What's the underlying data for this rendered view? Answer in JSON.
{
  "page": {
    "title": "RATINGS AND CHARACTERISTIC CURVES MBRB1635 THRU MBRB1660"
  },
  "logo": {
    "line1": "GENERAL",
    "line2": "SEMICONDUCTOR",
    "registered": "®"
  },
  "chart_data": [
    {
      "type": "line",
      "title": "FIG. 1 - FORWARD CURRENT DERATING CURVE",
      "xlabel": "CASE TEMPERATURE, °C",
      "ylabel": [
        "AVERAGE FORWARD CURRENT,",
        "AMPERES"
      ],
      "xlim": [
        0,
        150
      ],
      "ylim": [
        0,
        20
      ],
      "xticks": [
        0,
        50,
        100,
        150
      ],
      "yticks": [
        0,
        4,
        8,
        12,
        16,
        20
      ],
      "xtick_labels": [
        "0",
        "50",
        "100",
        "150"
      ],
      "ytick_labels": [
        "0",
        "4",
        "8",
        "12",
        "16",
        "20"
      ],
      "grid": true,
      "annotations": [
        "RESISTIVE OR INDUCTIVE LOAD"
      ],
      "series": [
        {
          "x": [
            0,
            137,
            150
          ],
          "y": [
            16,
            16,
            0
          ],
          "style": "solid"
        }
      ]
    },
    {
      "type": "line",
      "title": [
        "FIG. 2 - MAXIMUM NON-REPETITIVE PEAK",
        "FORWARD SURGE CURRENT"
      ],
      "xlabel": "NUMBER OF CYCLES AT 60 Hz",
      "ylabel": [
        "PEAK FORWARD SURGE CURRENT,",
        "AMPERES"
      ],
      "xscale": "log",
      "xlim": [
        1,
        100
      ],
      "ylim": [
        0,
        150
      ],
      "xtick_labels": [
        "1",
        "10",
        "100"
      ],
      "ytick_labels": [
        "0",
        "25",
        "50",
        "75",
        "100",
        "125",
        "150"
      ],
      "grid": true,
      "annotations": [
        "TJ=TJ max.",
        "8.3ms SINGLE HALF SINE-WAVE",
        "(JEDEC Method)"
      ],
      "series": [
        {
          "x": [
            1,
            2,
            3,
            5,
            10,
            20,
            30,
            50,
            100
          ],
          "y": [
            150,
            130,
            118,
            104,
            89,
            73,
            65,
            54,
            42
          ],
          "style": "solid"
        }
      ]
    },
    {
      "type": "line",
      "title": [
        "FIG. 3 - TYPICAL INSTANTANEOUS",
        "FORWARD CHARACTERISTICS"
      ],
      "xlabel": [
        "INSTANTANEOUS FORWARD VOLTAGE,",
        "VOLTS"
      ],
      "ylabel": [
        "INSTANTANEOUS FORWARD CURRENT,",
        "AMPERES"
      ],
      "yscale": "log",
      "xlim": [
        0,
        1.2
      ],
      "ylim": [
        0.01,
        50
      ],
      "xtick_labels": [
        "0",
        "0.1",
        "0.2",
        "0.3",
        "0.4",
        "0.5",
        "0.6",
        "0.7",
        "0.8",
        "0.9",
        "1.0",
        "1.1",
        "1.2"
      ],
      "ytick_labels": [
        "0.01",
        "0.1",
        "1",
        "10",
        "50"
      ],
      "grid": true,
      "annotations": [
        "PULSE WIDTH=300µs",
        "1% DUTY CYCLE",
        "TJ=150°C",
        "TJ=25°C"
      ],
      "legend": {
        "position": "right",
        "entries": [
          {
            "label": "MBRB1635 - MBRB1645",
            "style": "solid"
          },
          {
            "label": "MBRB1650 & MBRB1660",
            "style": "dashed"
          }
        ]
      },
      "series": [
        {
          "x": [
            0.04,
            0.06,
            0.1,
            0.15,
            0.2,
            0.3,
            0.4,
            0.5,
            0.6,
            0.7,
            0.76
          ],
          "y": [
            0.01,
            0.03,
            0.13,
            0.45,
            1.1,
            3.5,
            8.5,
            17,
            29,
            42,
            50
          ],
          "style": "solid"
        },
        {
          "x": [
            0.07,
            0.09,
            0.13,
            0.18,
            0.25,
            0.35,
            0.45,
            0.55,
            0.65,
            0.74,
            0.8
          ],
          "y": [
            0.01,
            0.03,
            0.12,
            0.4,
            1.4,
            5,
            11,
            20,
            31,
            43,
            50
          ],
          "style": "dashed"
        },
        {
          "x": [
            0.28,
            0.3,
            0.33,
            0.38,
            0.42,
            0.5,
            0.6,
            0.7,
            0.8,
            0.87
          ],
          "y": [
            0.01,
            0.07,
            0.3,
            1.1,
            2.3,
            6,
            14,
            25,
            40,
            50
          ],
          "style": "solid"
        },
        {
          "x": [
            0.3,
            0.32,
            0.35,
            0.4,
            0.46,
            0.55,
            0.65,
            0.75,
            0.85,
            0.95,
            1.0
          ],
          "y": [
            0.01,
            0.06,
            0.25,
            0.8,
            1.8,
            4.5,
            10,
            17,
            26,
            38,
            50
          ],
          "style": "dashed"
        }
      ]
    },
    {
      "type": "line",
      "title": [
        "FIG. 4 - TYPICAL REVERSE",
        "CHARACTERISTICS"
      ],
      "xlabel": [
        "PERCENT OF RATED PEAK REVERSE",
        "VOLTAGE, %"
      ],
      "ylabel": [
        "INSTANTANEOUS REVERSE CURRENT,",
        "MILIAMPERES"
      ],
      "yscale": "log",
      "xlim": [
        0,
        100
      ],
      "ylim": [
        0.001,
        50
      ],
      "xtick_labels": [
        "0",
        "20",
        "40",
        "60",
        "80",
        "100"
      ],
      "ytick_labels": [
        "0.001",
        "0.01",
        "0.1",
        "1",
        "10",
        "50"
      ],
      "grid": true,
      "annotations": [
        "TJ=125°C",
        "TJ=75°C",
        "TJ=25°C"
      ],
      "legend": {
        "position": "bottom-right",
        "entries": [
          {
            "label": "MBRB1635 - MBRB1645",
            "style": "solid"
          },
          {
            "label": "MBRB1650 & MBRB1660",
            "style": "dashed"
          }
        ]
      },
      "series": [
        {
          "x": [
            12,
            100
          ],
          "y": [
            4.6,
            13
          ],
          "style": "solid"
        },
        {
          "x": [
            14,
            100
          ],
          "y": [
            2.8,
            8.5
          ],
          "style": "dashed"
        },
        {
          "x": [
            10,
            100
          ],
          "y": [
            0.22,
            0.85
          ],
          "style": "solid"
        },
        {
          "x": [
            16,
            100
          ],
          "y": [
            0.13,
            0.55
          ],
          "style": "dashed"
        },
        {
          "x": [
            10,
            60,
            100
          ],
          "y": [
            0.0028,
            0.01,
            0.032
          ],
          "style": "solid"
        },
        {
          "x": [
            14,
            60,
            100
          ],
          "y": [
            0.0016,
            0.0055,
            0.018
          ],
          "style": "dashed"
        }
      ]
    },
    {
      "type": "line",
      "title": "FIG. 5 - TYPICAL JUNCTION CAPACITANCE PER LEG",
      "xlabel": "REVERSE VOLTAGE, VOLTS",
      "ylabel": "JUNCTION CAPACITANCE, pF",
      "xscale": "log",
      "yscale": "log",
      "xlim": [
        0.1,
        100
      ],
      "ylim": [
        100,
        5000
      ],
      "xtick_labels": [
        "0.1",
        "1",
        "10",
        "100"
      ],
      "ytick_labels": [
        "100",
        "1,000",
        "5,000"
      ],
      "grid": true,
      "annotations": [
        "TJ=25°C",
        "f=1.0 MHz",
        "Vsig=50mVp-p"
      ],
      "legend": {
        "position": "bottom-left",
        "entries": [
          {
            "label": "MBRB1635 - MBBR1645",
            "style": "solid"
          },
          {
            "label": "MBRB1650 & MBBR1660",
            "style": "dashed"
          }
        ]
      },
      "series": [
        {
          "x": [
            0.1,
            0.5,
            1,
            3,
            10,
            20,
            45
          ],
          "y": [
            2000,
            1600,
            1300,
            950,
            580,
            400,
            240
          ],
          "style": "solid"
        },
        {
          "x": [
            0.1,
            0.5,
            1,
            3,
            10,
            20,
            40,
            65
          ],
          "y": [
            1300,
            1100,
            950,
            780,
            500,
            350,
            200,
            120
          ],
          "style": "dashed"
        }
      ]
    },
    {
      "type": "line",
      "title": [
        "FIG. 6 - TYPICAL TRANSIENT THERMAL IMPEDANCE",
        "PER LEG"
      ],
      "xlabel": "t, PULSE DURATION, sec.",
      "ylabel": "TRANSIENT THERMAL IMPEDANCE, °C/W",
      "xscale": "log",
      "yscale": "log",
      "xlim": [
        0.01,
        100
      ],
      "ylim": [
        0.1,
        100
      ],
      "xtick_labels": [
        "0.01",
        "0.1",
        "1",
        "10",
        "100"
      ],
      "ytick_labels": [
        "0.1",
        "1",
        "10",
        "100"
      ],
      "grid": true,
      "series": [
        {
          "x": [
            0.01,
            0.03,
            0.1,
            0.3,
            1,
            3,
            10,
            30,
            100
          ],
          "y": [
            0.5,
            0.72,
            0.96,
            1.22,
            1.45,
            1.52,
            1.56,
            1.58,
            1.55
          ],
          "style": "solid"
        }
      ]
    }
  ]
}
++++++++++
In the material above, find each line that contains the word "VOLTAGE", and select it.

— TASK OUTPUT —
        "INSTANTANEOUS FORWARD VOLTAGE,",
        "VOLTAGE, %"
      "xlabel": "REVERSE VOLTAGE, VOLTS",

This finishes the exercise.